▶ **RECORDS PROVIDED**
□ □ □ □ □

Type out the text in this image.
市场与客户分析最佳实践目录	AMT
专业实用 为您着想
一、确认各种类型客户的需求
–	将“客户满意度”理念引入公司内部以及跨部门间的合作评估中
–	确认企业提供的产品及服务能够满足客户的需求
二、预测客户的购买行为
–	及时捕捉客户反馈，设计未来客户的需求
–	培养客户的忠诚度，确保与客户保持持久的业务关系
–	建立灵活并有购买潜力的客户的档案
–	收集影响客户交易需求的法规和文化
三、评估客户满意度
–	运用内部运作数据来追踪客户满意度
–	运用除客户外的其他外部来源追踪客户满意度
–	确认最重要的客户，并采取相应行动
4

□ □ □ □ □

▶ **TASK TO COMPLETE**
Copy every line exactly. Leave nothing out.

▶ **FINAL RESULT**
Type out the text in this image.
市场与客户分析最佳实践目录	AMT
专业实用 为您着想
一、确认各种类型客户的需求
–	将“客户满意度”理念引入公司内部以及跨部门间的合作评估中
–	确认企业提供的产品及服务能够满足客户的需求
二、预测客户的购买行为
–	及时捕捉客户反馈，设计未来客户的需求
–	培养客户的忠诚度，确保与客户保持持久的业务关系
–	建立灵活并有购买潜力的客户的档案
–	收集影响客户交易需求的法规和文化
三、评估客户满意度
–	运用内部运作数据来追踪客户满意度
–	运用除客户外的其他外部来源追踪客户满意度
–	确认最重要的客户，并采取相应行动
4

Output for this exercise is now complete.